----- MATERIAL TO PROCESS -----
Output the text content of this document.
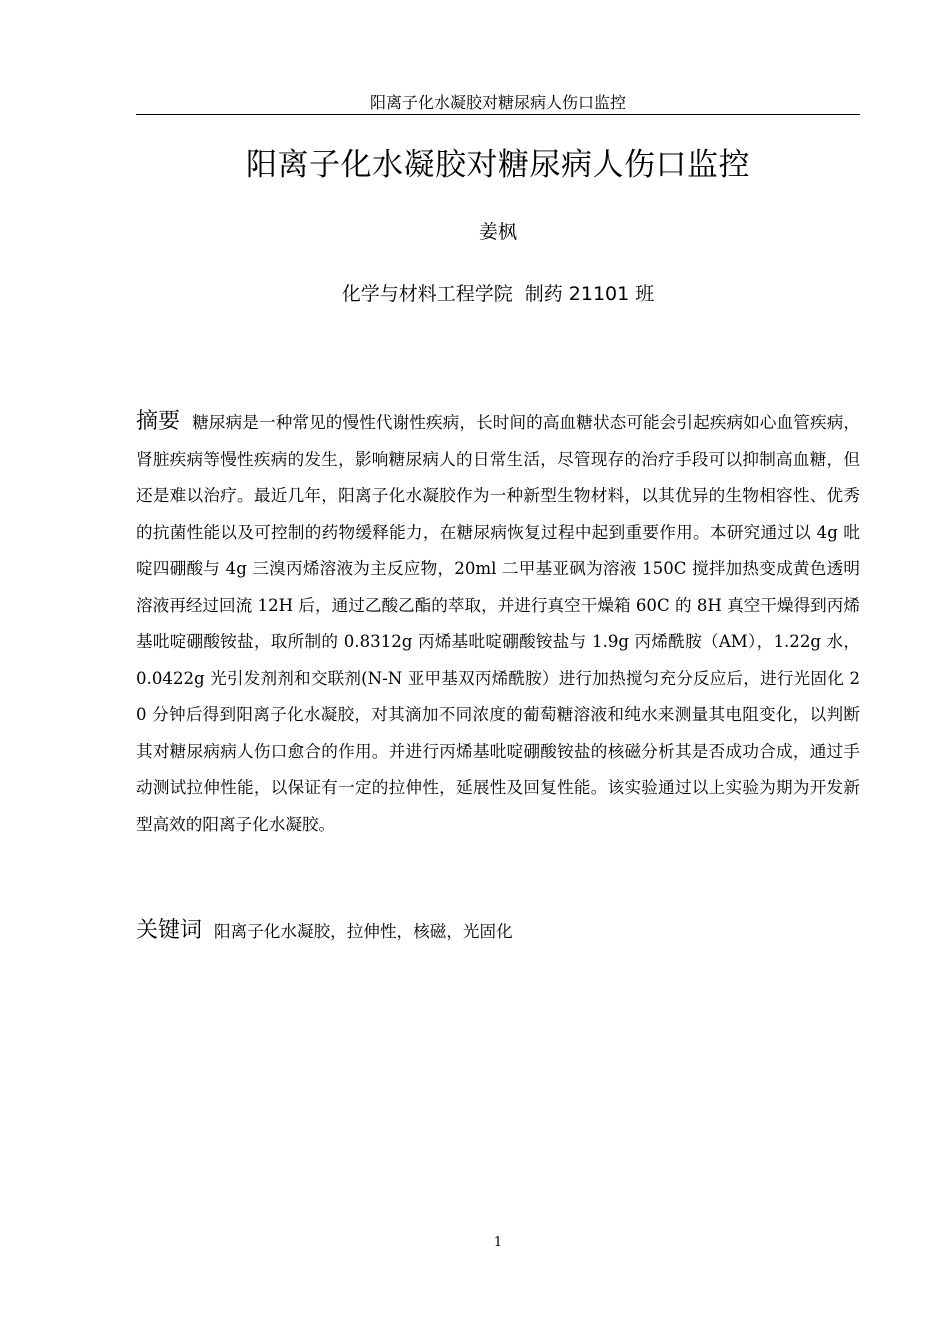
阳离子化水凝胶对糖尿病人伤口监控
阳离子化水凝胶对糖尿病人伤口监控
姜枫
化学与材料工程学院 制药 21101 班
摘要 糖尿病是一种常见的慢性代谢性疾病，长时间的高血糖状态可能会引起疾病如心血管疾病，肾脏疾病等慢性疾病的发生，影响糖尿病人的日常生活，尽管现存的治疗手段可以抑制高血糖，但还是难以治疗。最近几年，阳离子化水凝胶作为一种新型生物材料，以其优异的生物相容性、优秀的抗菌性能以及可控制的药物缓释能力，在糖尿病恢复过程中起到重要作用。本研究通过以 4g 吡啶四硼酸与 4g 三溴丙烯溶液为主反应物，20ml 二甲基亚砜为溶液 150C 搅拌加热变成黄色透明溶液再经过回流 12H 后，通过乙酸乙酯的萃取，并进行真空干燥箱 60C 的 8H 真空干燥得到丙烯基吡啶硼酸铵盐，取所制的 0.8312g 丙烯基吡啶硼酸铵盐与 1.9g 丙烯酰胺（AM），1.22g 水，0.0422g 光引发剂剂和交联剂(N-N 亚甲基双丙烯酰胺）进行加热搅匀充分反应后，进行光固化 20 分钟后得到阳离子化水凝胶，对其滴加不同浓度的葡萄糖溶液和纯水来测量其电阻变化，以判断其对糖尿病病人伤口愈合的作用。并进行丙烯基吡啶硼酸铵盐的核磁分析其是否成功合成，通过手动测试拉伸性能，以保证有一定的拉伸性，延展性及回复性能。该实验通过以上实验为期为开发新型高效的阳离子化水凝胶。
关键词 阳离子化水凝胶，拉伸性，核磁，光固化
1
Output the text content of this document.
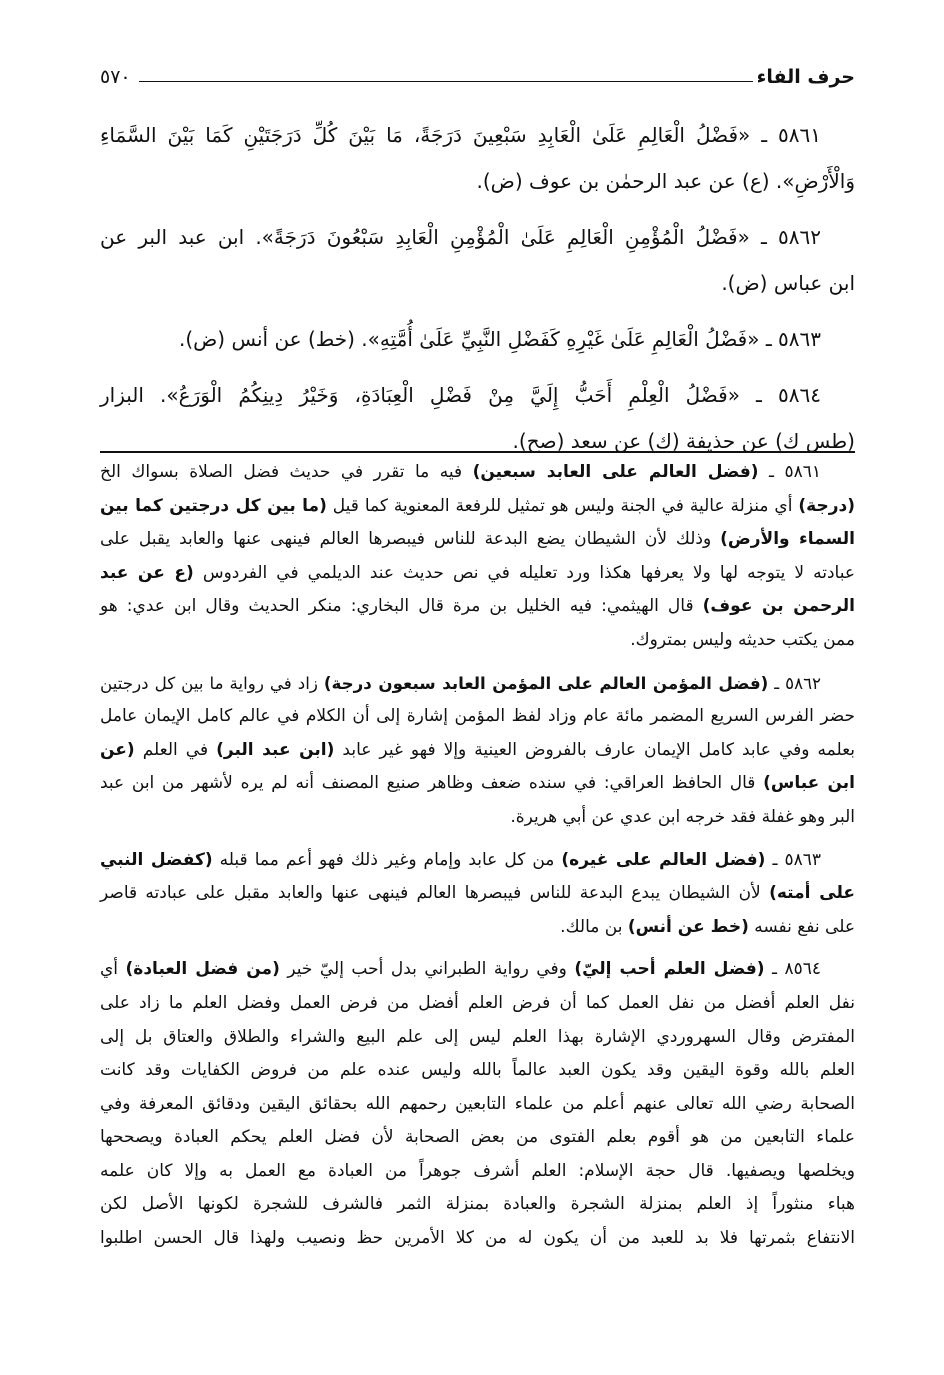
حرف الفاء
٥٧٠
٥٨٦١ ـ «فَضْلُ الْعَالِمِ عَلَىٰ الْعَابِدِ سَبْعِينَ دَرَجَةً، مَا بَيْنَ كُلِّ دَرَجَتَيْنِ كَمَا بَيْنَ السَّمَاءِ
وَالْأَرْضِ». (ع) عن عبد الرحمٰن بن عوف (ض).
٥٨٦٢ ـ «فَضْلُ الْمُؤْمِنِ الْعَالِمِ عَلَىٰ الْمُؤْمِنِ الْعَابِدِ سَبْعُونَ دَرَجَةً». ابن عبد البر عن
ابن عباس (ض).
٥٨٦٣ ـ «فَضْلُ الْعَالِمِ عَلَىٰ غَيْرِهِ كَفَضْلِ النَّبِيِّ عَلَىٰ أُمَّتِهِ». (خط) عن أنس (ض).
٥٨٦٤ ـ «فَضْلُ الْعِلْمِ أَحَبُّ إِلَيَّ مِنْ فَضْلِ الْعِبَادَةِ، وَخَيْرُ دِينِكُمُ الْوَرَعُ». البزار
(طس ك) عن حذيفة (ك) عن سعد (صح).
٥٨٦١ ـ (فضل العالم على العابد سبعين) فيه ما تقرر في حديث فضل الصلاة بسواك الخ
(درجة) أي منزلة عالية في الجنة وليس هو تمثيل للرفعة المعنوية كما قيل (ما بين كل درجتين كما بين
السماء والأرض) وذلك لأن الشيطان يضع البدعة للناس فيبصرها العالم فينهى عنها والعابد يقبل على
عبادته لا يتوجه لها ولا يعرفها هكذا ورد تعليله في نص حديث عند الديلمي في الفردوس (ع عن عبد
الرحمن بن عوف) قال الهيثمي: فيه الخليل بن مرة قال البخاري: منكر الحديث وقال ابن عدي: هو
ممن يكتب حديثه وليس بمتروك.
٥٨٦٢ ـ (فضل المؤمن العالم على المؤمن العابد سبعون درجة) زاد في رواية ما بين كل درجتين
حضر الفرس السريع المضمر مائة عام وزاد لفظ المؤمن إشارة إلى أن الكلام في عالم كامل الإيمان عامل
بعلمه وفي عابد كامل الإيمان عارف بالفروض العينية وإلا فهو غير عابد (ابن عبد البر) في العلم (عن
ابن عباس) قال الحافظ العراقي: في سنده ضعف وظاهر صنيع المصنف أنه لم يره لأشهر من ابن عبد
البر وهو غفلة فقد خرجه ابن عدي عن أبي هريرة.
٥٨٦٣ ـ (فضل العالم على غيره) من كل عابد وإمام وغير ذلك فهو أعم مما قبله (كفضل النبي
على أمته) لأن الشيطان يبدع البدعة للناس فيبصرها العالم فينهى عنها والعابد مقبل على عبادته قاصر
على نفع نفسه (خط عن أنس) بن مالك.
٨٥٦٤ ـ (فضل العلم أحب إليّ) وفي رواية الطبراني بدل أحب إليّ خير (من فضل العبادة) أي
نفل العلم أفضل من نفل العمل كما أن فرض العلم أفضل من فرض العمل وفضل العلم ما زاد على
المفترض وقال السهروردي الإشارة بهذا العلم ليس إلى علم البيع والشراء والطلاق والعتاق بل إلى
العلم بالله وقوة اليقين وقد يكون العبد عالماً بالله وليس عنده علم من فروض الكفايات وقد كانت
الصحابة رضي الله تعالى عنهم أعلم من علماء التابعين رحمهم الله بحقائق اليقين ودقائق المعرفة وفي
علماء التابعين من هو أقوم بعلم الفتوى من بعض الصحابة لأن فضل العلم يحكم العبادة ويصححها
ويخلصها ويصفيها. قال حجة الإسلام: العلم أشرف جوهراً من العبادة مع العمل به وإلا كان علمه
هباء منثوراً إذ العلم بمنزلة الشجرة والعبادة بمنزلة الثمر فالشرف للشجرة لكونها الأصل لكن
الانتفاع بثمرتها فلا بد للعبد من أن يكون له من كلا الأمرين حظ ونصيب ولهذا قال الحسن اطلبوا
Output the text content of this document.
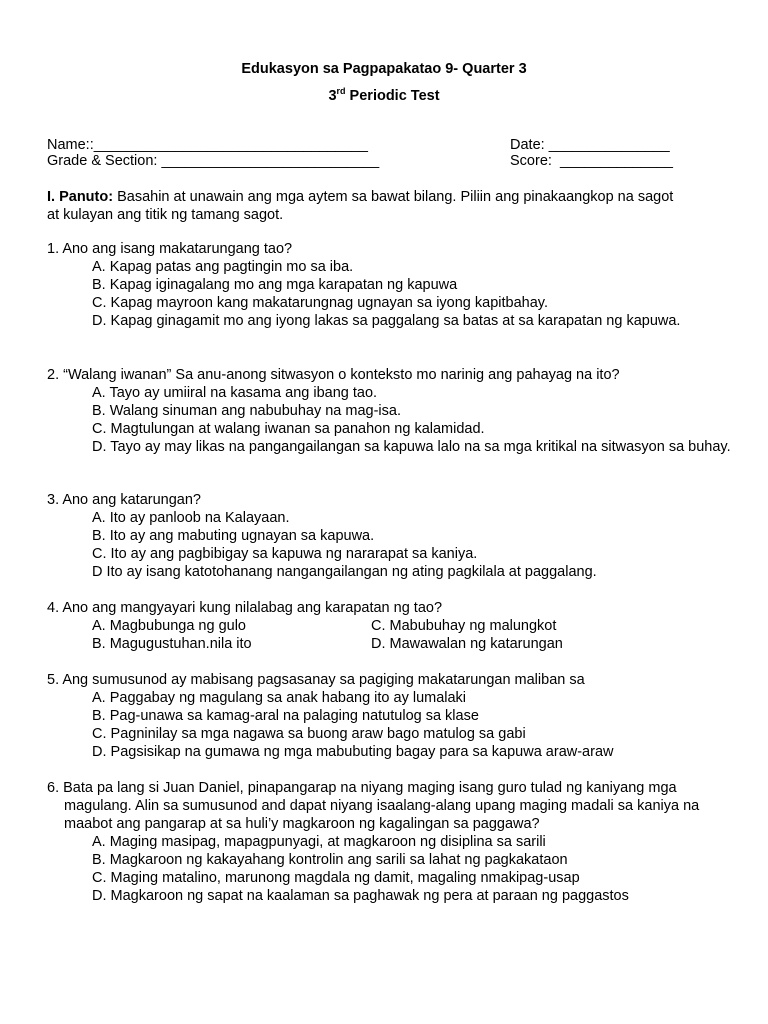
Edukasyon sa Pagpapakatao 9- Quarter 3
3rd Periodic Test
Name::__________________________________	Date: _______________
Grade & Section: ___________________________	Score: ______________
I. Panuto: Basahin at unawain ang mga aytem sa bawat bilang. Piliin ang pinakaangkop na sagot
at kulayan ang titik ng tamang sagot.
1. Ano ang isang makatarungang tao?
A. Kapag patas ang pagtingin mo sa iba.
B. Kapag iginagalang mo ang mga karapatan ng kapuwa
C. Kapag mayroon kang makatarungnag ugnayan sa iyong kapitbahay.
D. Kapag ginagamit mo ang iyong lakas sa paggalang sa batas at sa karapatan ng kapuwa.
2. “Walang iwanan” Sa anu-anong sitwasyon o konteksto mo narinig ang pahayag na ito?
A. Tayo ay umiiral na kasama ang ibang tao.
B. Walang sinuman ang nabubuhay na mag-isa.
C. Magtulungan at walang iwanan sa panahon ng kalamidad.
D. Tayo ay may likas na pangangailangan sa kapuwa lalo na sa mga kritikal na sitwasyon sa buhay.
3. Ano ang katarungan?
A. Ito ay panloob na Kalayaan.
B. Ito ay ang mabuting ugnayan sa kapuwa.
C. Ito ay ang pagbibigay sa kapuwa ng nararapat sa kaniya.
D Ito ay isang katotohanang nangangailangan ng ating pagkilala at paggalang.
4. Ano ang mangyayari kung nilalabag ang karapatan ng tao?
A. Magbubunga ng gulo	C. Mabubuhay ng malungkot
B. Magugustuhan.nila ito	D. Mawawalan ng katarungan
5. Ang sumusunod ay mabisang pagsasanay sa pagiging makatarungan maliban sa
A. Paggabay ng magulang sa anak habang ito ay lumalaki
B. Pag-unawa sa kamag-aral na palaging natutulog sa klase
C. Pagninilay sa mga nagawa sa buong araw bago matulog sa gabi
D. Pagsisikap na gumawa ng mga mabubuting bagay para sa kapuwa araw-araw
6. Bata pa lang si Juan Daniel, pinapangarap na niyang maging isang guro tulad ng kaniyang mga
magulang. Alin sa sumusunod and dapat niyang isaalang-alang upang maging madali sa kaniya na maabot ang pangarap at sa huli’y magkaroon ng kagalingan sa paggawa?
A. Maging masipag, mapagpunyagi, at magkaroon ng disiplina sa sarili
B. Magkaroon ng kakayahang kontrolin ang sarili sa lahat ng pagkakataon
C. Maging matalino, marunong magdala ng damit, magaling nmakipag-usap
D. Magkaroon ng sapat na kaalaman sa paghawak ng pera at paraan ng paggastos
-----
* **YOUR INSTRUCTIONS**: For the data above, state how many lines contain "رواية"; the number is the whole answer.

* **CORRECT ANSWER**: 2